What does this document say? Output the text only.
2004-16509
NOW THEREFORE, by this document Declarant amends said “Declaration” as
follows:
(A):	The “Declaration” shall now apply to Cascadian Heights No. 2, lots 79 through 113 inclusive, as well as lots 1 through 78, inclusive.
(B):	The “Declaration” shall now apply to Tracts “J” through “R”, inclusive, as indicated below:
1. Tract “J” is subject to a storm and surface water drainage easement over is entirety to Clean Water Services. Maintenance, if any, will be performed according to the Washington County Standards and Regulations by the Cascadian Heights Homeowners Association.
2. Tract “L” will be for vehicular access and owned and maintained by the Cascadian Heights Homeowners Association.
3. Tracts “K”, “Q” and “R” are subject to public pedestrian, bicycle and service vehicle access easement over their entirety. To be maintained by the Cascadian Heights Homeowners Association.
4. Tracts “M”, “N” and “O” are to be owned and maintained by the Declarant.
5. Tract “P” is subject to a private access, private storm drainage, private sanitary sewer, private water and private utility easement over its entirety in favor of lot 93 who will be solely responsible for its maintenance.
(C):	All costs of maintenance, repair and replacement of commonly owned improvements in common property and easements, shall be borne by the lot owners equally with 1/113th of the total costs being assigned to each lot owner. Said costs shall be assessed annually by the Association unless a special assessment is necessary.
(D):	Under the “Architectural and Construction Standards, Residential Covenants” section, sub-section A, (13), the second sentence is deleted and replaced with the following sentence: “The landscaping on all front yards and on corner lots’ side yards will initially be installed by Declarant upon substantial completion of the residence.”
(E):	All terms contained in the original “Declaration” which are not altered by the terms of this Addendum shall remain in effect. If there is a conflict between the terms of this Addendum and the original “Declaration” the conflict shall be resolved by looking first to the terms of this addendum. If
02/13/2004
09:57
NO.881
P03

- WORK TO DO -
Across the preceding material, how many lines contain the word "Declarant"? State the number alone.

- OUTPUT FOR THIS TASK -
3